:: Source passage ::
[A kind of movie review, in preparation for one of my—many—possible future careers..]
Control, UK 2007

One doesn’t usually think of things like “pacing” in the context of a three to four minute music video—it’s a sprint and not a marathon, as they say. A rush of motifs, visual puns, locale and costume changes, often for no obvious reason whatsoever, and then it’s over. We don’t bat an eyelash when Duran Duran are lounging on a beach in Phuket one moment and standing atop Machu Picchu the next; nor is our (dis)belief ever challenged when a legion of corpses rise from the grave to join Michael Jackson in a choreographed dance routine, or a blind theater student produces a strikingly life-like bust of Lionel Richie, etc. We simply aren’t conditioned that way. When scenes are simply strung one after another—with no apparent trajectory or velocity, rhyme or reason—in a music video, we barely notice it. The same cannot be said about a full-length narrative film, however, and this same arbitrariness plagues Control, the debut feature from music video auteur Anton Corbijn.
The perils involved in making biopics about dead rock stars (in this case, Joy Division’s Ian Curtis) are too numerous to list here, but it should be said that we encounter virtually none of them in Control. This is not to the director’s credit, though; rather it is only because he never overcomes the initial difficulties of telling a story—of any sort—that he doesn’t even approach the problems of telling a rock star’s life story on film. Early on in the picture, my date remarked “It’s a good thing this movie’s in black-and-white, because otherwise it would be really mediocre.” This statement proved to be a remarkably astute one over the course of the film, as it became ever clearer that underneath all the shimmering monochromatic brilliance and pitch-perfect cinematography, Control is an afterschool special yearning to spread its wings.
There is a mind-numbingly literal, by-the-numbers quality that permeates the entire film. In the first five minutes, we see a teenaged Ian (played by the oddly DiCaprio-esque Sam Riley) alone in his room, smoking and listening to Bowie’s “Drive-In Saturday”. A series of quick cuts—to J.G. Ballard books on the shelf, Iggy Pop LPs next to the turntable, and Lou Reed posters on the wall—tell us all we need to know, apparently, about our protagonist. By the inclusion of these scant details we are to understand that he is a “disaffected youth”, “artistic”, “cerebral”, etc. In another scene, we see Ian and the future members of the band in the crowd at a Sex Pistols show, staring dumbstruck at the “spectacle” taking place onstage (and entirely off-camera, it should be noted.)
This, we are led to believe, is a monumental turning point, as in the very next shot it is already mutually understood that they are forming a band of their own. Why? Because thirty years of Greil Marcus, Rolling Stone best-of lists, and VH1 specials say so, that’s why—but the film itself never approaches such questions, relying instead on this inane sort of cultural shorthand. In lieu of major developments, artistic breakthroughs, etc. we are given merely the rote signifiers of same. Whether this is due to the director’s relative inexperience or something more sinister—a distinctly information-age cynicism, perhaps, in which all narrative developments and characterization are rendered in a sort of “hypertext”, and seemingly minor details are important in that they are “linked”, as it were, to some body of pop cultural knowledge?—is hard to say, but nonetheless this sort of intellectual and narrative laziness is unacceptable.

:: Problems to work on ::
- a) Repeat word for word the part of the Control review between "The perils involved" and "spread its wings.", inclusive.
- b) According to the Control review, why does the film avoid almost all the perils of a biopic about a dead rock star?
The material after this point is not needed for anything here.

:: Data segment ::
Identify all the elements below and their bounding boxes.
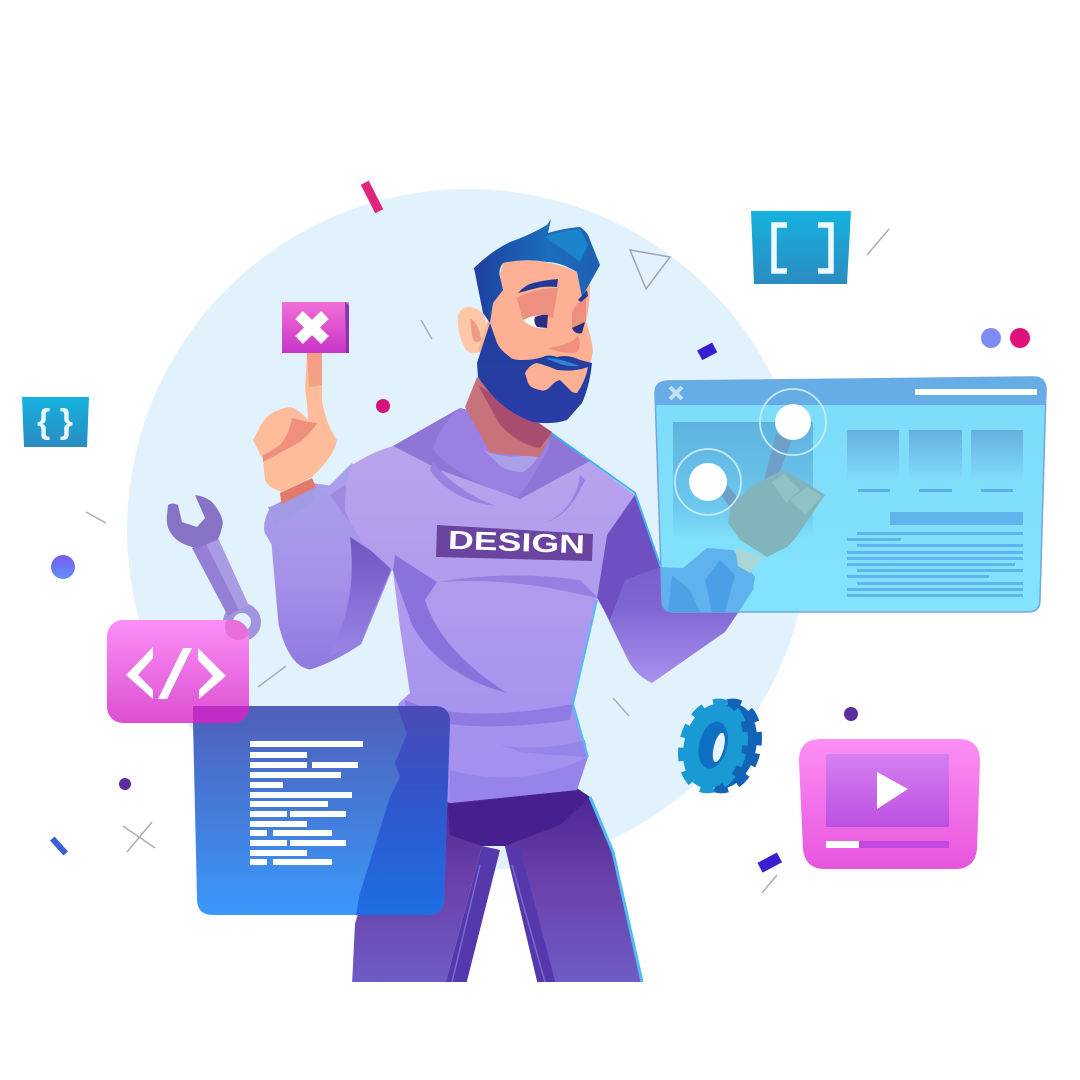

:: Final results ::
- a)
The perils involved in making biopics about dead rock stars (in this case, Joy Division’s Ian Curtis) are too numerous to list here, but it should be said that we encounter virtually none of them in Control. This is not to the director’s credit, though; rather it is only because he never overcomes the initial difficulties of telling a story—of any sort—that he doesn’t even approach the problems of telling a rock star’s life story on film. Early on in the picture, my date remarked “It’s a good thing this movie’s in black-and-white, because otherwise it would be really mediocre.” This statement proved to be a remarkably astute one over the course of the film, as it became ever clearer that underneath all the shimmering monochromatic brilliance and pitch-perfect cinematography, Control is an afterschool special yearning to spread its wings.

- b) The director never gets past the initial difficulties of telling any kind of story, so he never even approaches the problems of putting a rock star's life story on film. The review says this is not to his credit.